- _Listed records_
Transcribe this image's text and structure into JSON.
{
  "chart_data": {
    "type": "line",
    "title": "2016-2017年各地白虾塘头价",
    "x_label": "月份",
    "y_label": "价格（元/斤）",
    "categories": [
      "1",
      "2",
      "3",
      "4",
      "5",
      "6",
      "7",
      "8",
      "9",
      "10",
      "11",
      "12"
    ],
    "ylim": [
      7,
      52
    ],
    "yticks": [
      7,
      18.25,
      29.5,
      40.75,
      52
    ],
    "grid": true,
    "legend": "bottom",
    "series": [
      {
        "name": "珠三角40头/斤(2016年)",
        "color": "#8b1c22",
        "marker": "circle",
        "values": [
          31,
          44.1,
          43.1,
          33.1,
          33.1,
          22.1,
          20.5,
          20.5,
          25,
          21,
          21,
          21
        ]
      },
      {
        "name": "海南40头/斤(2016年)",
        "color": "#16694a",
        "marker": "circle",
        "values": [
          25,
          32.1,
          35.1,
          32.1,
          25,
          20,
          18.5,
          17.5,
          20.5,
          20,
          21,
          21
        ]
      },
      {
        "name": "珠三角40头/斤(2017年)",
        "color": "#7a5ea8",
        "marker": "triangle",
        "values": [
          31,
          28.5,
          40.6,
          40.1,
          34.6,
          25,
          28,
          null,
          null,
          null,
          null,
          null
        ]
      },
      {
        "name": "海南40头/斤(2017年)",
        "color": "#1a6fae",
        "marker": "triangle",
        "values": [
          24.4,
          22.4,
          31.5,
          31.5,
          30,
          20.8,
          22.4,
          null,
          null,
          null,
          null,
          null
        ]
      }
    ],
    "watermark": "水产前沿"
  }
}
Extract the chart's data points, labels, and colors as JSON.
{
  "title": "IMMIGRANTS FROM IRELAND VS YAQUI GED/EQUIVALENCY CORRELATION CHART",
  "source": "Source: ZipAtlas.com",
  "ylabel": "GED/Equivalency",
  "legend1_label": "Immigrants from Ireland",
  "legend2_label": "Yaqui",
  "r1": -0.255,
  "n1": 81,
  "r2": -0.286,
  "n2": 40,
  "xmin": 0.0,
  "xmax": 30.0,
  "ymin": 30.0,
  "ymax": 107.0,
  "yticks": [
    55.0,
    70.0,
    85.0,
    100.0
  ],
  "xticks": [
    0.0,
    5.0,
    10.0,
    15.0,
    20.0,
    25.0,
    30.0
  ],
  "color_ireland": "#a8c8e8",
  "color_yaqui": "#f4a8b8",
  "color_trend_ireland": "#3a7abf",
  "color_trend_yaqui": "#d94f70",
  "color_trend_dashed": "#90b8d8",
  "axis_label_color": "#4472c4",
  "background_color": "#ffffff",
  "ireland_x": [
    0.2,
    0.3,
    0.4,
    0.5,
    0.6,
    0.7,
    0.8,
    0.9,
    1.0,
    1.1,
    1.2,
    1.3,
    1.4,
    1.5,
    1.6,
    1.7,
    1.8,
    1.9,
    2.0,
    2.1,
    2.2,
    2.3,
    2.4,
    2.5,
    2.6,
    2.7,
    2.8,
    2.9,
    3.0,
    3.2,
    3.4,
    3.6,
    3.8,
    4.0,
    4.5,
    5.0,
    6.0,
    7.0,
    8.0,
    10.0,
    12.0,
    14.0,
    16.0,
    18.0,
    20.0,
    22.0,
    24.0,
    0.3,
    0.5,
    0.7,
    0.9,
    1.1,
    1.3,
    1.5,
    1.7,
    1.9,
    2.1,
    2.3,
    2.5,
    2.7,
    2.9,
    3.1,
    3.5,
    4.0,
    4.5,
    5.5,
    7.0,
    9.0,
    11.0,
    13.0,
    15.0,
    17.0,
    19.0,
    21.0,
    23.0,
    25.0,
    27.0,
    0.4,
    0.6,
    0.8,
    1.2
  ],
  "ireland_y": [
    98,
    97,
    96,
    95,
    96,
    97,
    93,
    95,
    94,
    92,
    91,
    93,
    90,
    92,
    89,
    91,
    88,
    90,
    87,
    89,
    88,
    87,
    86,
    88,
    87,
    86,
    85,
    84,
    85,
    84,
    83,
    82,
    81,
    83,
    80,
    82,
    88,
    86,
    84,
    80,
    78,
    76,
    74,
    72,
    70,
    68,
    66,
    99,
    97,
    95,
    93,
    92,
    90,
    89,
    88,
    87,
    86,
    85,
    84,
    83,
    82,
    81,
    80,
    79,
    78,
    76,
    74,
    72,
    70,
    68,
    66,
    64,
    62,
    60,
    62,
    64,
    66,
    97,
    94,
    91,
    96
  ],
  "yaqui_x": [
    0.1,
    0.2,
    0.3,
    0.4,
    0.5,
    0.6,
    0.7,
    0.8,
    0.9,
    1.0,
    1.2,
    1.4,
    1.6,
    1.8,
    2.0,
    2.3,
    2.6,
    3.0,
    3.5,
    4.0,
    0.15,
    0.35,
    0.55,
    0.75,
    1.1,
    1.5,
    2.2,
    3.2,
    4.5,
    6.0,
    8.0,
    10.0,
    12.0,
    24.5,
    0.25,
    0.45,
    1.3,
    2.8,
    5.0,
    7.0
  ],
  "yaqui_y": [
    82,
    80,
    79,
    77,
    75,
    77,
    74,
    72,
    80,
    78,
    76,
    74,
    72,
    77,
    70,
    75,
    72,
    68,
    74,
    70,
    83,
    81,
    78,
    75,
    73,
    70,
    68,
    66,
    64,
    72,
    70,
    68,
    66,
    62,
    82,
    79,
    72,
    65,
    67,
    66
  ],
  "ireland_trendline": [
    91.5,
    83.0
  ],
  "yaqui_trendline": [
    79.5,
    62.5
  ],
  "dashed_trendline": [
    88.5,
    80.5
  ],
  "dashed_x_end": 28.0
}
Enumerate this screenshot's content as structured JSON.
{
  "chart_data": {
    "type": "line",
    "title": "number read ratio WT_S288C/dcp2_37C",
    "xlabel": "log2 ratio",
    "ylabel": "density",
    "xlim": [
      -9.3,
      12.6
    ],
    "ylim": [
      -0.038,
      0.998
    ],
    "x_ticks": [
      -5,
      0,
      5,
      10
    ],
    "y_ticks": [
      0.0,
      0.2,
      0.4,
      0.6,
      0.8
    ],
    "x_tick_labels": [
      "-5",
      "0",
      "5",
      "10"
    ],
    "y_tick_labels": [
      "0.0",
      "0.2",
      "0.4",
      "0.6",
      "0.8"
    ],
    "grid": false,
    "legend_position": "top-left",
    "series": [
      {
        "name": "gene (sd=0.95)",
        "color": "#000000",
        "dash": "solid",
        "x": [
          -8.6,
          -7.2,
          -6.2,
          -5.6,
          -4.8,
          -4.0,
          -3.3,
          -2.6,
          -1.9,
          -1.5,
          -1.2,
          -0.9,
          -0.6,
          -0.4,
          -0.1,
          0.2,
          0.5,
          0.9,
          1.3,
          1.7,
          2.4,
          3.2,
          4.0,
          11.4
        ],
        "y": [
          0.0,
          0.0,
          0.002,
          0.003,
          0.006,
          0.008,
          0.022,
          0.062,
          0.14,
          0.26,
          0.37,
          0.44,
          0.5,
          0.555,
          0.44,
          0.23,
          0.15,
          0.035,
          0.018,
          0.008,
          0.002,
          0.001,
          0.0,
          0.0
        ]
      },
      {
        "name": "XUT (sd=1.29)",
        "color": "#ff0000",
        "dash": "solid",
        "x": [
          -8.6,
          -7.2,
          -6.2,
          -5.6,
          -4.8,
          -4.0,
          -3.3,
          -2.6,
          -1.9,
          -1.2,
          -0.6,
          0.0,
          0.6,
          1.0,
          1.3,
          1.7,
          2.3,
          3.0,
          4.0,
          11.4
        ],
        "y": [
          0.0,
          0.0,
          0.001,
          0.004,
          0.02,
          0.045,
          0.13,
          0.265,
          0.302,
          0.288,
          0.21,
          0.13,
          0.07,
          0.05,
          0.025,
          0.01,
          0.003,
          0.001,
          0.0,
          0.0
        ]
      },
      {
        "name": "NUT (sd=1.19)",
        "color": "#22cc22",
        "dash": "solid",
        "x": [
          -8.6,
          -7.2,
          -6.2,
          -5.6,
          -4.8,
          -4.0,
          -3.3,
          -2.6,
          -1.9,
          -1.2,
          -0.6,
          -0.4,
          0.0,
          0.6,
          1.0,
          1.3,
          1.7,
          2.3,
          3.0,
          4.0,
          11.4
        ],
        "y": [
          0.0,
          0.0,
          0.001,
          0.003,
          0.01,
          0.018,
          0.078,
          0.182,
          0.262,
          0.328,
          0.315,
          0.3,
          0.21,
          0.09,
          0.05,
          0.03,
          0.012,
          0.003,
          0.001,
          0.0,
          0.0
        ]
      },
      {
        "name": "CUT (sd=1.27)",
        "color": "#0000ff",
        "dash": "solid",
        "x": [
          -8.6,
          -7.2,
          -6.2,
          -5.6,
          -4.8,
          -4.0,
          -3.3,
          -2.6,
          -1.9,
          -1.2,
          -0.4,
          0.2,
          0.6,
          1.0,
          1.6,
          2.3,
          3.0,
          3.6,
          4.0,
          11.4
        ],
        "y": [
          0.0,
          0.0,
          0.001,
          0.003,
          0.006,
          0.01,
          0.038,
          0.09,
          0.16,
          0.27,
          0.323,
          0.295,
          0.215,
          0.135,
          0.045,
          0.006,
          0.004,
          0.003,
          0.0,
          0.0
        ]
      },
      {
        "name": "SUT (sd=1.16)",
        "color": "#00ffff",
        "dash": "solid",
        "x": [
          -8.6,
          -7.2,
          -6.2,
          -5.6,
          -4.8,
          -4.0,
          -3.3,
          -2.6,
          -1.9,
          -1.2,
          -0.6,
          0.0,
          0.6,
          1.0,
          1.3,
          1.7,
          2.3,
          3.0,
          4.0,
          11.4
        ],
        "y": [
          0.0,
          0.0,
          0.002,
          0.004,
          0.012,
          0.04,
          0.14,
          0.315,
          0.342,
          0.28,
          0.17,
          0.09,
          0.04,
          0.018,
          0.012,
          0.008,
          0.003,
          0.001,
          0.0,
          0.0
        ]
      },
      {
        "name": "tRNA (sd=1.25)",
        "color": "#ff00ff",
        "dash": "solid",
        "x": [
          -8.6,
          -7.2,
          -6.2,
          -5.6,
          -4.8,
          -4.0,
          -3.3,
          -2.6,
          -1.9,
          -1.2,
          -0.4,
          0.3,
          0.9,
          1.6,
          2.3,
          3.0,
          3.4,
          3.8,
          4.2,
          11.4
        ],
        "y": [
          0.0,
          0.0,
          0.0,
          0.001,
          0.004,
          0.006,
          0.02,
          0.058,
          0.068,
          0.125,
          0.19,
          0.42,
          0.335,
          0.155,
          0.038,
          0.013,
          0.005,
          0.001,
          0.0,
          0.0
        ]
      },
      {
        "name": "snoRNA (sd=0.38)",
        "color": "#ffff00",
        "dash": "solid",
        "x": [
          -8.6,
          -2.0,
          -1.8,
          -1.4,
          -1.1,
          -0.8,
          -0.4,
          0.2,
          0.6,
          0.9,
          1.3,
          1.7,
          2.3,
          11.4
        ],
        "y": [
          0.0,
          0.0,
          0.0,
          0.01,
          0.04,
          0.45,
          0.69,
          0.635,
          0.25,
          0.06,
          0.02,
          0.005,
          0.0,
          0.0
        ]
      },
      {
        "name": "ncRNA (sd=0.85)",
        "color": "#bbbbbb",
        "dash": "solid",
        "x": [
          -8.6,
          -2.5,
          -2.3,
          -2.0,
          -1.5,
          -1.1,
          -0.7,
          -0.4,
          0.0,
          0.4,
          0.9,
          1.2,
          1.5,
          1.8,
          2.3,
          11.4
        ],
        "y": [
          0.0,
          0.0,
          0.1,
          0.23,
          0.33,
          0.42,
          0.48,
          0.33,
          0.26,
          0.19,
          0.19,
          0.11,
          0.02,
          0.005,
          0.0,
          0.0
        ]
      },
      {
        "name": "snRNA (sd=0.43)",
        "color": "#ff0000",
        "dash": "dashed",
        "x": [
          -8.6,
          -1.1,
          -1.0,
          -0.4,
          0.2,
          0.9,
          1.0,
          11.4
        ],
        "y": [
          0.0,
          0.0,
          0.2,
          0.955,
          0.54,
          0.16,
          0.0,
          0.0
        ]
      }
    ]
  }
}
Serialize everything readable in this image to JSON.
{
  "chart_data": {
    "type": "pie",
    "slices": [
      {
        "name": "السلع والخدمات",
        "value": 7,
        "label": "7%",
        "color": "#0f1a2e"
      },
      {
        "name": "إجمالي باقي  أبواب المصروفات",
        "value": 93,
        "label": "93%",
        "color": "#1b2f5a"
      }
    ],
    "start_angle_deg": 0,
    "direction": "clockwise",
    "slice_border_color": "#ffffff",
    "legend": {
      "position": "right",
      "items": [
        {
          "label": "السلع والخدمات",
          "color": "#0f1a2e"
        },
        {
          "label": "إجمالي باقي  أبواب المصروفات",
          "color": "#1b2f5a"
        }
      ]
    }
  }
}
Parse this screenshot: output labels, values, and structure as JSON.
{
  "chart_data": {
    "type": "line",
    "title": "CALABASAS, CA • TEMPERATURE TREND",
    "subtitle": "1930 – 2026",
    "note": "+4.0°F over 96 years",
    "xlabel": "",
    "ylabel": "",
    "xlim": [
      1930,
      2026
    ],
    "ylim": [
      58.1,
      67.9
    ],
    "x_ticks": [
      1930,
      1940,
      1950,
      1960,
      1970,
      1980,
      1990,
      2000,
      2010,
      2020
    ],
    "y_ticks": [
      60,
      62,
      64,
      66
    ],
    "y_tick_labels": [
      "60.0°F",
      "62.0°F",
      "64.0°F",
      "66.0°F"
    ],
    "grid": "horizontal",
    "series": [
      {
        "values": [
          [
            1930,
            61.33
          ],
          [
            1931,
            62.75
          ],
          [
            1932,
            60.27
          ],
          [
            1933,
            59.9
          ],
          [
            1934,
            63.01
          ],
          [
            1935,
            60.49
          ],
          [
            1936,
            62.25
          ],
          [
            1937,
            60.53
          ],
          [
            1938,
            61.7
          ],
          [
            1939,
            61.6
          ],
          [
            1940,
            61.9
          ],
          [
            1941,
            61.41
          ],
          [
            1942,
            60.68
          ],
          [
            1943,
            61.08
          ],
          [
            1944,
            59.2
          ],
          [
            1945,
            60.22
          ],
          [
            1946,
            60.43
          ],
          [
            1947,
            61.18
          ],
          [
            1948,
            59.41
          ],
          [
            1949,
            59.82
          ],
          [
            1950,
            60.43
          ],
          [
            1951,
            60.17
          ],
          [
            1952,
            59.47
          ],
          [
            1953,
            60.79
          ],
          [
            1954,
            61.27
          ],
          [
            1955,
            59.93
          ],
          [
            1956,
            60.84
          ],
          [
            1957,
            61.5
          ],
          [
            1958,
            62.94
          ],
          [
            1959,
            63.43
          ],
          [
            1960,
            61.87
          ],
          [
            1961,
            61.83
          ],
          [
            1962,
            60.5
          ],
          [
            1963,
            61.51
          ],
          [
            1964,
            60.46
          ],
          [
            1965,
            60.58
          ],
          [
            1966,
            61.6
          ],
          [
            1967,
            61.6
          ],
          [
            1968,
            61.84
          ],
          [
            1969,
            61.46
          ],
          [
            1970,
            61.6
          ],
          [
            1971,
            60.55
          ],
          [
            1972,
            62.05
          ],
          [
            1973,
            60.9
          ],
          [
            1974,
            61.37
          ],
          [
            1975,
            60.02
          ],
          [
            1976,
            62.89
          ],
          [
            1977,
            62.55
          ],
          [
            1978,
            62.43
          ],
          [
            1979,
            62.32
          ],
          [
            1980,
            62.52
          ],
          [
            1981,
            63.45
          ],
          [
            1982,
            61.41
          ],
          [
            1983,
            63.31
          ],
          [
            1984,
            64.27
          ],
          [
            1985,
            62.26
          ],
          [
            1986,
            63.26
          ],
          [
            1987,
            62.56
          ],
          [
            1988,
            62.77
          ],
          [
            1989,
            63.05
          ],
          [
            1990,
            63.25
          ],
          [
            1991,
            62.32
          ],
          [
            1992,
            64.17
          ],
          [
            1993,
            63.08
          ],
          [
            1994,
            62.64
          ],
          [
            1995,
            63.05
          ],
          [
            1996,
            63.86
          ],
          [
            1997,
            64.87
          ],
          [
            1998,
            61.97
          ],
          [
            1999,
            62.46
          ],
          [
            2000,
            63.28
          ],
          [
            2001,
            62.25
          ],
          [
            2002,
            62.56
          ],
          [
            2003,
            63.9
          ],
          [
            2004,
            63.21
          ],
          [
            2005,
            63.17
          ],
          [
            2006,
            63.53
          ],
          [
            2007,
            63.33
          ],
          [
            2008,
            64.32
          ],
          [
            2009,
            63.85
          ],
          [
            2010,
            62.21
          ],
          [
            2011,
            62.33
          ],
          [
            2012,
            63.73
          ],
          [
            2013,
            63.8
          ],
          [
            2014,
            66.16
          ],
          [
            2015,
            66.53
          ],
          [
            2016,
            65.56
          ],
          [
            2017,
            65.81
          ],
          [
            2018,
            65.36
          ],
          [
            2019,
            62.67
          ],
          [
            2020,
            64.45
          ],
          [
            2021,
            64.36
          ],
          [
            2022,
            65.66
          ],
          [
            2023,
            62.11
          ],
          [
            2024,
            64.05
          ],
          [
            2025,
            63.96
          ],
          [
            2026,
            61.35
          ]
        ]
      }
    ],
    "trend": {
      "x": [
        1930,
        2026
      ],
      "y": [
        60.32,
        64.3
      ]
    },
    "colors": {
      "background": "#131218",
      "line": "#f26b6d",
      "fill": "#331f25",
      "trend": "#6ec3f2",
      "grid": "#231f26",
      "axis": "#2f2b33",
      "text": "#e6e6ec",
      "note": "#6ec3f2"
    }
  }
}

- _Objective_
Search the entries for the word "إجمالي" and copy every line that has it.

- _Response below_
        "name": "إجمالي باقي  أبواب المصروفات",
          "label": "إجمالي باقي  أبواب المصروفات",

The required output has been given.